Given entries =>
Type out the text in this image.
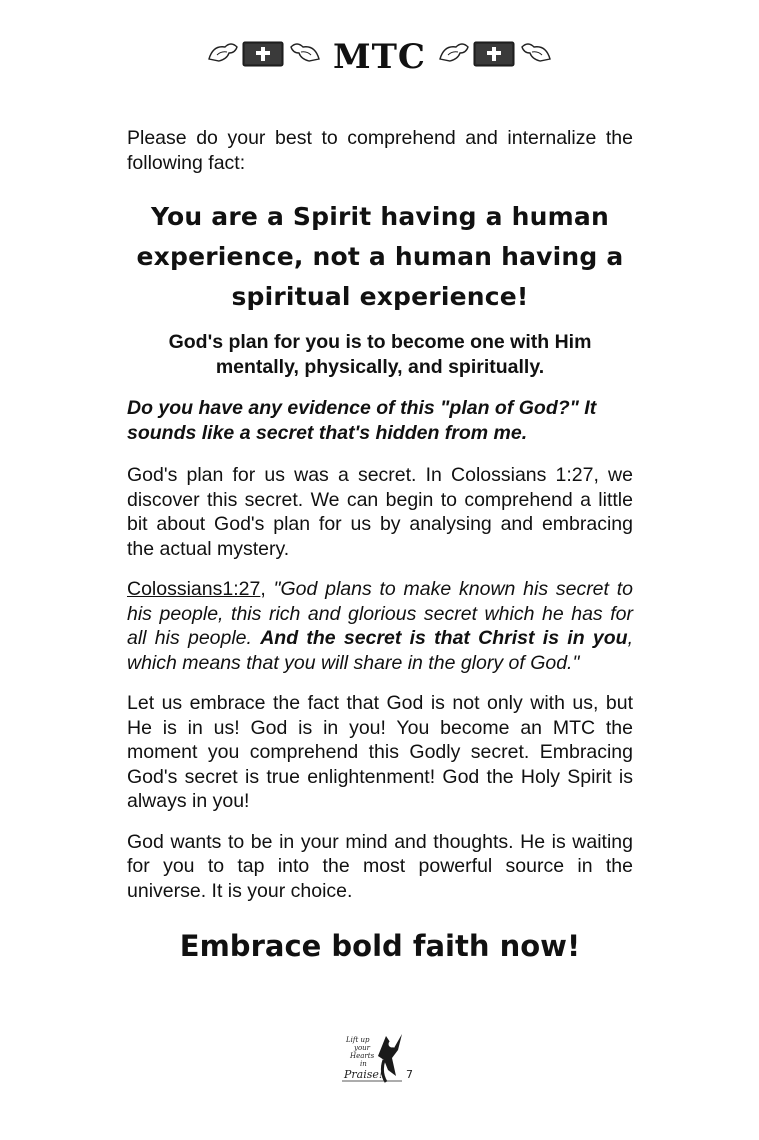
MTC

Please do your best to comprehend and internalize the following fact:

You are a Spirit having a human experience, not a human having a spiritual experience!

God's plan for you is to become one with Him mentally, physically, and spiritually.

Do you have any evidence of this "plan of God?" It sounds like a secret that's hidden from me.

God's plan for us was a secret. In Colossians 1:27, we discover this secret. We can begin to comprehend a little bit about God's plan for us by analysing and embracing the actual mystery.

Colossians1:27, "God plans to make known his secret to his people, this rich and glorious secret which he has for all his people. And the secret is that Christ is in you, which means that you will share in the glory of God."

Let us embrace the fact that God is not only with us, but He is in us! God is in you! You become an MTC the moment you comprehend this Godly secret. Embracing God's secret is true enlightenment! God the Holy Spirit is always in you!

God wants to be in your mind and thoughts. He is waiting for you to tap into the most powerful source in the universe. It is your choice.

Embrace bold faith now!
Lift up
your
Hearts
in
Praise! 7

Exercise goal =>
Exclude all images and restate the records above word for word.

Full response =>
Type out the text in this image.
MTC

Please do your best to comprehend and internalize the following fact:

You are a Spirit having a human experience, not a human having a spiritual experience!

God's plan for you is to become one with Him mentally, physically, and spiritually.

Do you have any evidence of this "plan of God?" It sounds like a secret that's hidden from me.

God's plan for us was a secret. In Colossians 1:27, we discover this secret. We can begin to comprehend a little bit about God's plan for us by analysing and embracing the actual mystery.

Colossians1:27, "God plans to make known his secret to his people, this rich and glorious secret which he has for all his people. And the secret is that Christ is in you, which means that you will share in the glory of God."

Let us embrace the fact that God is not only with us, but He is in us! God is in you! You become an MTC the moment you comprehend this Godly secret. Embracing God's secret is true enlightenment! God the Holy Spirit is always in you!

God wants to be in your mind and thoughts. He is waiting for you to tap into the most powerful source in the universe. It is your choice.

Embrace bold faith now!
Lift up
your
Hearts
in
Praise! 7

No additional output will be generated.